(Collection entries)

** start **

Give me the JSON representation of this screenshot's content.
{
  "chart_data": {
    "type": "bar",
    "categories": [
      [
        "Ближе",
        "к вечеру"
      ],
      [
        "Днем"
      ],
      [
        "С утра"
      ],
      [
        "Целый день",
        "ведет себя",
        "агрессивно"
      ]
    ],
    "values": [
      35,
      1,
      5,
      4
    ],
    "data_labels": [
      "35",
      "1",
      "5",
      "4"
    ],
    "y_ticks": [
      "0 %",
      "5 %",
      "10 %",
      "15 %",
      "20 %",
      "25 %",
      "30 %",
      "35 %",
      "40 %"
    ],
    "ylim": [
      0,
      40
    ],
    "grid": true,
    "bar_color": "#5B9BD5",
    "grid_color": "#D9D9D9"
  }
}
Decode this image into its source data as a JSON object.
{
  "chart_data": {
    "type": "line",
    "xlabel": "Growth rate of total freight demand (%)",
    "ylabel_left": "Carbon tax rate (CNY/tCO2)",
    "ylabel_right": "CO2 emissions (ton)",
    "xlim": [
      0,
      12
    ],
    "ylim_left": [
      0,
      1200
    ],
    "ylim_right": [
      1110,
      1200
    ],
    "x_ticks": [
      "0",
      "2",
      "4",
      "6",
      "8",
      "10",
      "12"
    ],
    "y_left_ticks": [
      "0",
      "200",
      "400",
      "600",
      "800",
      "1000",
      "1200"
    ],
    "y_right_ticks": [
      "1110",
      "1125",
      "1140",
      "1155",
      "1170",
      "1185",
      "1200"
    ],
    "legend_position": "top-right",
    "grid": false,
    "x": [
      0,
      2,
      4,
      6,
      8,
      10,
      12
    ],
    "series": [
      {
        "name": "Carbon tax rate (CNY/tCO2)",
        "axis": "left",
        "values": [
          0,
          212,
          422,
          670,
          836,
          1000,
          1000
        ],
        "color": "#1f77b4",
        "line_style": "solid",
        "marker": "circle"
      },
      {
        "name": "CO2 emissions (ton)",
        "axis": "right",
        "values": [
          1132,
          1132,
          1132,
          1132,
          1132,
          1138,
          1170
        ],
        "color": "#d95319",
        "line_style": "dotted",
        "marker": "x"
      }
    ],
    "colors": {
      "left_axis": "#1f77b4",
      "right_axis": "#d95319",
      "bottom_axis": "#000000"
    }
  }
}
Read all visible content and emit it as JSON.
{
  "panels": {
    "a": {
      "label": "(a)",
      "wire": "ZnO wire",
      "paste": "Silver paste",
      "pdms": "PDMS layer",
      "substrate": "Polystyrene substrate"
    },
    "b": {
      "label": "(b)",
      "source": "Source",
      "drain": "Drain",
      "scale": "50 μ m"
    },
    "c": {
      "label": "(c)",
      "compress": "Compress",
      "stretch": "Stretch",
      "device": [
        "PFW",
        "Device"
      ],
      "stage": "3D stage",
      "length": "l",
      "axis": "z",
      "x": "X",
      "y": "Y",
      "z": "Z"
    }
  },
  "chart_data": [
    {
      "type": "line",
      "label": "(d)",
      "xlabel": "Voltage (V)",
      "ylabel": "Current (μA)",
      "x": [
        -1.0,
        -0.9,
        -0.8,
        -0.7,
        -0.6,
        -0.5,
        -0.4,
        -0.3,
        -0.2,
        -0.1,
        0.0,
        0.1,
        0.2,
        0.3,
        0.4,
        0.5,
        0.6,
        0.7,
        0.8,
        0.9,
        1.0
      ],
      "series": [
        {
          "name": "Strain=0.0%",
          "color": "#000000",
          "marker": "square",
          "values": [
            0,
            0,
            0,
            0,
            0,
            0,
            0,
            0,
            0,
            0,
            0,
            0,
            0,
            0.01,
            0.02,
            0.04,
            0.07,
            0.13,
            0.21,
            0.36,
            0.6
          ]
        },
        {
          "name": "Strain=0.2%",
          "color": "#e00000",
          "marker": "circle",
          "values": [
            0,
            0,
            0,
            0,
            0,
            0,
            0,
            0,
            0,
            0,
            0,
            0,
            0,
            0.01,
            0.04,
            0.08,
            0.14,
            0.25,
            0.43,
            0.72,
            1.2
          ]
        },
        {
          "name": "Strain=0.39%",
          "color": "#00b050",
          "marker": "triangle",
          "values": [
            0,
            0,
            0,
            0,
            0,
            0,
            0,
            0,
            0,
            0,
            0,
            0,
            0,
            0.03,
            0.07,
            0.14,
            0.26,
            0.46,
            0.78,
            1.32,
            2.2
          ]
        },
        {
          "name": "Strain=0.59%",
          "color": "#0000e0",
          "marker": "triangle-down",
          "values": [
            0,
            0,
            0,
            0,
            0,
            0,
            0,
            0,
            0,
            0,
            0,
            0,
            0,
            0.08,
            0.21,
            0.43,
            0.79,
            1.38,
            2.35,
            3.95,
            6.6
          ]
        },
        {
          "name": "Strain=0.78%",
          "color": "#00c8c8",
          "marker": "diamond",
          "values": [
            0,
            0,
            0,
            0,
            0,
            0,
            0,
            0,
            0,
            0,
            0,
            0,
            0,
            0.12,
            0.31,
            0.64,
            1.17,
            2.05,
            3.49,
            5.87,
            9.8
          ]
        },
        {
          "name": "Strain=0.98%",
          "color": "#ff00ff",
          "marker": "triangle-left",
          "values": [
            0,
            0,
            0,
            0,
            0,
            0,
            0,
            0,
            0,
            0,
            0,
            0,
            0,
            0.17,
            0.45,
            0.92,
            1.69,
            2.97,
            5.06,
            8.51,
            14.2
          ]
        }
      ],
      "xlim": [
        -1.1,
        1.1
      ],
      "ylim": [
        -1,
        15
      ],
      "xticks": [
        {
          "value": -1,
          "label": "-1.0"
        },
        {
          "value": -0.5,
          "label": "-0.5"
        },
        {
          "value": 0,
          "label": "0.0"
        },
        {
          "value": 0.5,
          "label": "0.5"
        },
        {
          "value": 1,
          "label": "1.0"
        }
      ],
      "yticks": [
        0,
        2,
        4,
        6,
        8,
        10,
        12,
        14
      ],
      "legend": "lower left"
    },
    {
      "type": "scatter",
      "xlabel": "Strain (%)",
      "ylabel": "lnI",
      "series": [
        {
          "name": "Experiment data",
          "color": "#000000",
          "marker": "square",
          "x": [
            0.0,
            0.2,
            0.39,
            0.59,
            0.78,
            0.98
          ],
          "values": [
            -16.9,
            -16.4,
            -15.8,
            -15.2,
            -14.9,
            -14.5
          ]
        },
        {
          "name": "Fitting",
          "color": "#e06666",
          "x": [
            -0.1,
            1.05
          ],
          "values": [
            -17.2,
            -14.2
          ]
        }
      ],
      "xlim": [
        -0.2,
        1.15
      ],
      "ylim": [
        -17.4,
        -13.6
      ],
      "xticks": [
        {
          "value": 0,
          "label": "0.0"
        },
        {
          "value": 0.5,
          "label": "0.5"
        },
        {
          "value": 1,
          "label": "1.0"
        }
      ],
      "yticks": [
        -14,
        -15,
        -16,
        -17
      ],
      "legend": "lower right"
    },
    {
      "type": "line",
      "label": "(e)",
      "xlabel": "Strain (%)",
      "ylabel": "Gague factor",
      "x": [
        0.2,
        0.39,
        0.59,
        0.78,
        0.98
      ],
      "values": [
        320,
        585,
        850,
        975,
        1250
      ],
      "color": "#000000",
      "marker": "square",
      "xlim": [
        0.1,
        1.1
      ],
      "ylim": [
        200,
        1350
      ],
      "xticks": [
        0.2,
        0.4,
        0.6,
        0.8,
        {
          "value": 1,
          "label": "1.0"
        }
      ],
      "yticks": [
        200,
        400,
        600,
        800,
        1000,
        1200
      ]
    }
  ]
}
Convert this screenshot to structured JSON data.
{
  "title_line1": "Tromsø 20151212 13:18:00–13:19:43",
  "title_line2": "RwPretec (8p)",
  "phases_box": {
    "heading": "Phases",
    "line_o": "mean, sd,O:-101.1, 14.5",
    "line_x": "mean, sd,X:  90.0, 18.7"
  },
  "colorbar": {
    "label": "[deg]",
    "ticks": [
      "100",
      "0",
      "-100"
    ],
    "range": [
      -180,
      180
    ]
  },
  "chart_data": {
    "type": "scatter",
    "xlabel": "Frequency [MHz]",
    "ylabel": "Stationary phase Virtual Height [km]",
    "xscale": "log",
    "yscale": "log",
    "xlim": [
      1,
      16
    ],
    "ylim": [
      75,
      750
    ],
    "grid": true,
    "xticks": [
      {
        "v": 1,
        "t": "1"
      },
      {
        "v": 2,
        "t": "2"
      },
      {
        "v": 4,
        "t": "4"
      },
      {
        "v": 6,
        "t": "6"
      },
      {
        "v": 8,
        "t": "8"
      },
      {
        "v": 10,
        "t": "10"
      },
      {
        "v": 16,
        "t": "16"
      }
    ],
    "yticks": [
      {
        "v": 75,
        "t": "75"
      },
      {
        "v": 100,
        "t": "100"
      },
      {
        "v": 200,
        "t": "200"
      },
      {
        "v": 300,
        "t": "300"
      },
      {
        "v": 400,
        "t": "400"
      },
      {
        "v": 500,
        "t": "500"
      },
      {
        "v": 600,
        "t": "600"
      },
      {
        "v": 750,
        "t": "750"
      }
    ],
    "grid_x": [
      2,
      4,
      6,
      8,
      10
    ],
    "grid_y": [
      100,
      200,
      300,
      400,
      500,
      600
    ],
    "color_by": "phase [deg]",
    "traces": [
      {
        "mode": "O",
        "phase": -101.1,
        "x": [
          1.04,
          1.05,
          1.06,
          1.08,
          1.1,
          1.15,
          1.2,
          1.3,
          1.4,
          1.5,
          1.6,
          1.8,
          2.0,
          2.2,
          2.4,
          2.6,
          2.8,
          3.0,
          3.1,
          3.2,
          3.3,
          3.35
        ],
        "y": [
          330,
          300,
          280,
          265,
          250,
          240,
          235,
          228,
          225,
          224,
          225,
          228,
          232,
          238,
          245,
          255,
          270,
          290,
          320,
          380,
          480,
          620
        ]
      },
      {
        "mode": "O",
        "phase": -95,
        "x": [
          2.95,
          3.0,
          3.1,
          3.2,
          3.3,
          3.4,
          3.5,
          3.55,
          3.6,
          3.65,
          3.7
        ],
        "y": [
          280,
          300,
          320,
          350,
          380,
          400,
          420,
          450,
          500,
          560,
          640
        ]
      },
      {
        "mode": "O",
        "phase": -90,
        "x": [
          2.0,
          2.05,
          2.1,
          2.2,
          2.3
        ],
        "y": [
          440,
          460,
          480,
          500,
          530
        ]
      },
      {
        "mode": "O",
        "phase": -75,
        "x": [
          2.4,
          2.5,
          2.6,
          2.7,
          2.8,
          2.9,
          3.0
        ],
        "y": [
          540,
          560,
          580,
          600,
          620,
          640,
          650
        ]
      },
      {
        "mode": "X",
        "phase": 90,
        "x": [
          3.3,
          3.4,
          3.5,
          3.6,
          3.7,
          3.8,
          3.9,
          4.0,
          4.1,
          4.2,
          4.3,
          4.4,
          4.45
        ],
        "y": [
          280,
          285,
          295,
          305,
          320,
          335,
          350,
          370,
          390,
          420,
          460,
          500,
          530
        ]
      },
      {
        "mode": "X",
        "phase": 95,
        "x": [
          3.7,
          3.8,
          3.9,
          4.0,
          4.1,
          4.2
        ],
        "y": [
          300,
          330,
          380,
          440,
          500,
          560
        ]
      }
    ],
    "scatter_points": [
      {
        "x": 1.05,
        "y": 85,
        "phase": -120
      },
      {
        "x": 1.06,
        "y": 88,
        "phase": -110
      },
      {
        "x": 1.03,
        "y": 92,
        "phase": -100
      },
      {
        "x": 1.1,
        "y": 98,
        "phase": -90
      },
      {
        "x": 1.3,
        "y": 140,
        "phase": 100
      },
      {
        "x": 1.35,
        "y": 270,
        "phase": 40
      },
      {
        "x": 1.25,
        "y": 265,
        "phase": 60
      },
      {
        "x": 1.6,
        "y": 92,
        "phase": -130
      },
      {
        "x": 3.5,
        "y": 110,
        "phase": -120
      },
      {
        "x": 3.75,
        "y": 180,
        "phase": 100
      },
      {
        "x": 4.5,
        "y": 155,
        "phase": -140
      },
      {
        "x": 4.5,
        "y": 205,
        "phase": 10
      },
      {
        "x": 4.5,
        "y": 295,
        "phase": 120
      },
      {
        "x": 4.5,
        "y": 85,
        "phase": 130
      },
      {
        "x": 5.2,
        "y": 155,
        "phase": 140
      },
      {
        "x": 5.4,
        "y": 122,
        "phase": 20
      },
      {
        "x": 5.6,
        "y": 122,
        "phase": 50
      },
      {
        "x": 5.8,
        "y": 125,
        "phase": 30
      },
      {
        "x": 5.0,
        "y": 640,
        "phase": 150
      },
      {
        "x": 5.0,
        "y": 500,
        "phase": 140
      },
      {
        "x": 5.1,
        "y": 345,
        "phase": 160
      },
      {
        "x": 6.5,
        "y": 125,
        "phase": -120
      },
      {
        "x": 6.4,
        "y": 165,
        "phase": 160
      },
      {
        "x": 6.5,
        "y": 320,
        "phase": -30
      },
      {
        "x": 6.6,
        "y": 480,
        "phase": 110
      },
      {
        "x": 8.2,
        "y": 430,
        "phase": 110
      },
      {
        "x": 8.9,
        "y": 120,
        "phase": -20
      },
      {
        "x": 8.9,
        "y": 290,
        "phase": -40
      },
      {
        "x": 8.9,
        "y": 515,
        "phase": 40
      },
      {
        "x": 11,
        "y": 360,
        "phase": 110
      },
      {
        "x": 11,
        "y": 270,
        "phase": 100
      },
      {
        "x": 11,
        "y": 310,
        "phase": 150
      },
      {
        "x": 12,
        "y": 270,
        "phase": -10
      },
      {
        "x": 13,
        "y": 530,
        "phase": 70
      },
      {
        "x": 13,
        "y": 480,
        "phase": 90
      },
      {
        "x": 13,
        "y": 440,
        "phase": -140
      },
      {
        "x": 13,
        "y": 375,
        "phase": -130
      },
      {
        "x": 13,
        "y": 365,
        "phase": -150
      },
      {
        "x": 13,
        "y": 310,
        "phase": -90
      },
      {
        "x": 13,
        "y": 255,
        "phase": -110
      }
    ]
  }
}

** end **

| Stated task |
Isolate the lines above that contain the word "Carbon" and copy them.

| The response |
    "ylabel_left": "Carbon tax rate (CNY/tCO2)",
        "name": "Carbon tax rate (CNY/tCO2)",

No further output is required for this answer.